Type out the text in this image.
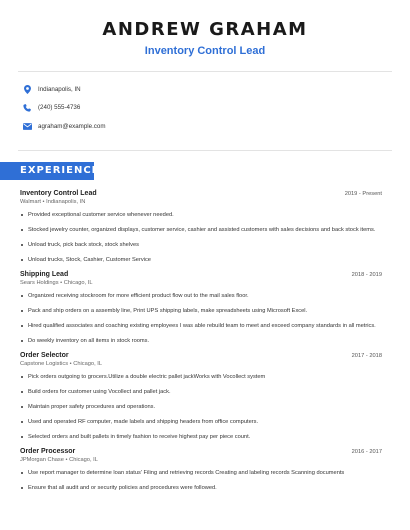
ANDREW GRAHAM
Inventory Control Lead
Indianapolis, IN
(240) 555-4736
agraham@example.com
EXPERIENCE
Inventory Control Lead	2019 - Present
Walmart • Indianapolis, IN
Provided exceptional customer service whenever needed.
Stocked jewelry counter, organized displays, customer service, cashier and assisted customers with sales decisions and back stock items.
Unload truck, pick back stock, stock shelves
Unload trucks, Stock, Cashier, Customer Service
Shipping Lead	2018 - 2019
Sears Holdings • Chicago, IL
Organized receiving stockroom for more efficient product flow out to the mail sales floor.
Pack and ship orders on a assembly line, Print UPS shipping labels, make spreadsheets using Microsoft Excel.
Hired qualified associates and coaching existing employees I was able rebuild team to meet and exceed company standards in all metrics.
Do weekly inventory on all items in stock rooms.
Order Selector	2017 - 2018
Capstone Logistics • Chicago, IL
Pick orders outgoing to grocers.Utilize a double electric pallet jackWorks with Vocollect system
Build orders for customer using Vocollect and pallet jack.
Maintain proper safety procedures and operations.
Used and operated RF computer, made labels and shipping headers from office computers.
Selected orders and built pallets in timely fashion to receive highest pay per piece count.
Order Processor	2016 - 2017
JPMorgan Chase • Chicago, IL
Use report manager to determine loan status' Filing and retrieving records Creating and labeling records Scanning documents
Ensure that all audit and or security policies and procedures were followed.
********
■ The request: Could you repeat all of the material exactly? Pictures should not be copied.

■ Written solution:
Type out the text in this image.
ANDREW GRAHAM
Inventory Control Lead
Indianapolis, IN
(240) 555-4736
agraham@example.com
EXPERIENCE
Inventory Control Lead	2019 - Present
Walmart • Indianapolis, IN
Provided exceptional customer service whenever needed.
Stocked jewelry counter, organized displays, customer service, cashier and assisted customers with sales decisions and back stock items.
Unload truck, pick back stock, stock shelves
Unload trucks, Stock, Cashier, Customer Service
Shipping Lead	2018 - 2019
Sears Holdings • Chicago, IL
Organized receiving stockroom for more efficient product flow out to the mail sales floor.
Pack and ship orders on a assembly line, Print UPS shipping labels, make spreadsheets using Microsoft Excel.
Hired qualified associates and coaching existing employees I was able rebuild team to meet and exceed company standards in all metrics.
Do weekly inventory on all items in stock rooms.
Order Selector	2017 - 2018
Capstone Logistics • Chicago, IL
Pick orders outgoing to grocers.Utilize a double electric pallet jackWorks with Vocollect system
Build orders for customer using Vocollect and pallet jack.
Maintain proper safety procedures and operations.
Used and operated RF computer, made labels and shipping headers from office computers.
Selected orders and built pallets in timely fashion to receive highest pay per piece count.
Order Processor	2016 - 2017
JPMorgan Chase • Chicago, IL
Use report manager to determine loan status' Filing and retrieving records Creating and labeling records Scanning documents
Ensure that all audit and or security policies and procedures were followed.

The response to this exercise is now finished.